>> BEGIN Data supplied

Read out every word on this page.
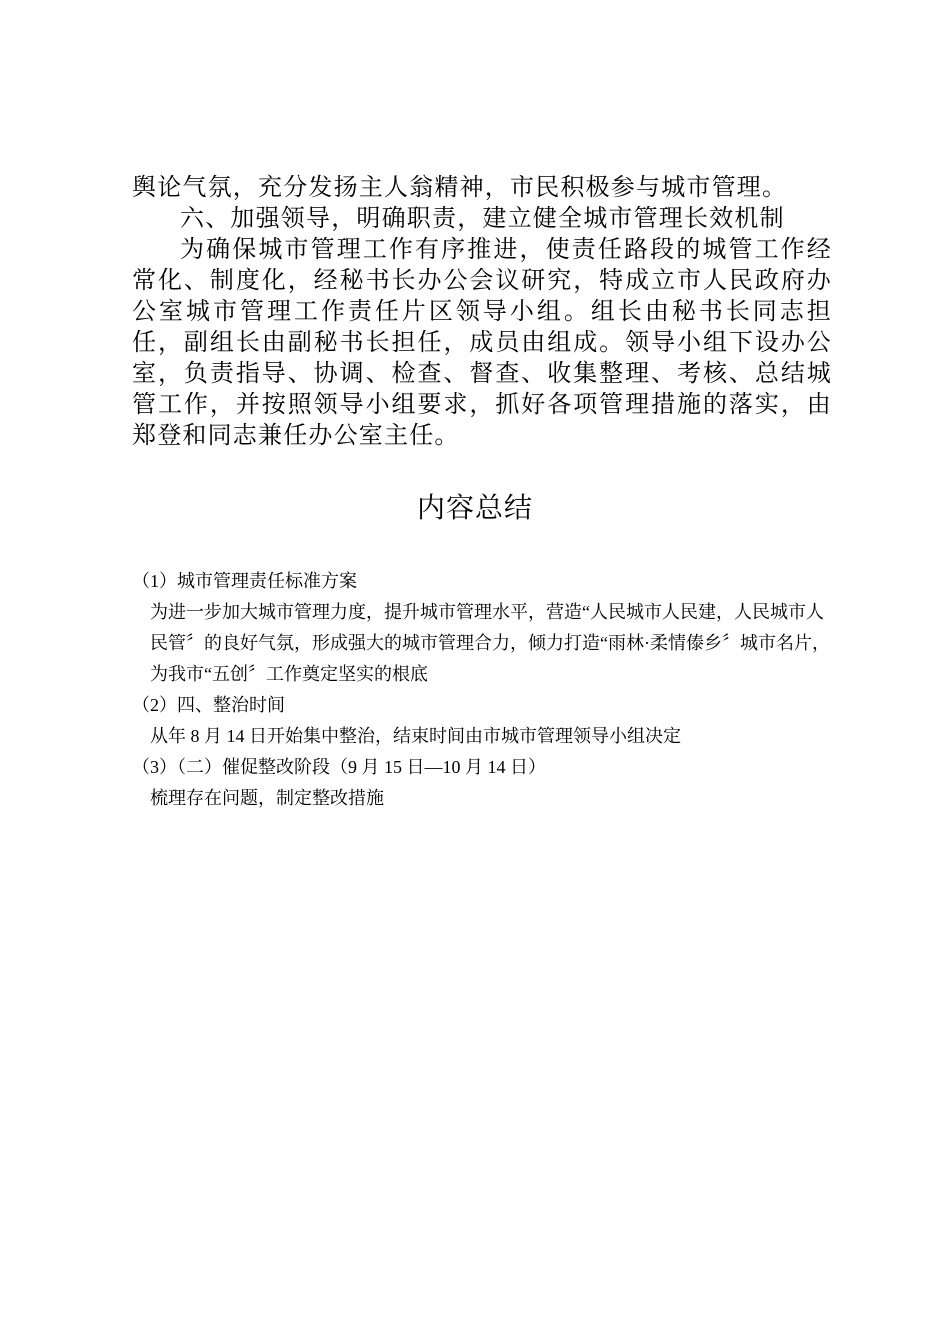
舆论气氛，充分发扬主人翁精神，市民积极参与城市管理。

六、加强领导，明确职责，建立健全城市管理长效机制

为确保城市管理工作有序推进，使责任路段的城管工作经常化、制度化，经秘书长办公会议研究，特成立市人民政府办公室城市管理工作责任片区领导小组。组长由秘书长同志担任，副组长由副秘书长担任，成员由组成。领导小组下设办公室，负责指导、协调、检查、督查、收集整理、考核、总结城管工作，并按照领导小组要求，抓好各项管理措施的落实，由郑登和同志兼任办公室主任。

内容总结

（1）城市管理责任标准方案

为进一步加大城市管理力度，提升城市管理水平，营造“人民城市人民建，人民城市人民管〞的良好气氛，形成强大的城市管理合力，倾力打造“雨林·柔情傣乡〞城市名片，为我市“五创〞工作奠定坚实的根底

（2）四、整治时间

从年 8 月 14 日开始集中整治，结束时间由市城市管理领导小组决定

（3）（二）催促整改阶段（9 月 15 日—10 月 14 日）

梳理存在问题，制定整改措施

>> END Data supplied

### What you need to do
Print all of the records shown above exactly, leaving out each picture.

### Correct result
Read out every word on this page.
舆论气氛，充分发扬主人翁精神，市民积极参与城市管理。

六、加强领导，明确职责，建立健全城市管理长效机制

为确保城市管理工作有序推进，使责任路段的城管工作经常化、制度化，经秘书长办公会议研究，特成立市人民政府办公室城市管理工作责任片区领导小组。组长由秘书长同志担任，副组长由副秘书长担任，成员由组成。领导小组下设办公室，负责指导、协调、检查、督查、收集整理、考核、总结城管工作，并按照领导小组要求，抓好各项管理措施的落实，由郑登和同志兼任办公室主任。

内容总结

（1）城市管理责任标准方案

为进一步加大城市管理力度，提升城市管理水平，营造“人民城市人民建，人民城市人民管〞的良好气氛，形成强大的城市管理合力，倾力打造“雨林·柔情傣乡〞城市名片，为我市“五创〞工作奠定坚实的根底

（2）四、整治时间

从年 8 月 14 日开始集中整治，结束时间由市城市管理领导小组决定

（3）（二）催促整改阶段（9 月 15 日—10 月 14 日）

梳理存在问题，制定整改措施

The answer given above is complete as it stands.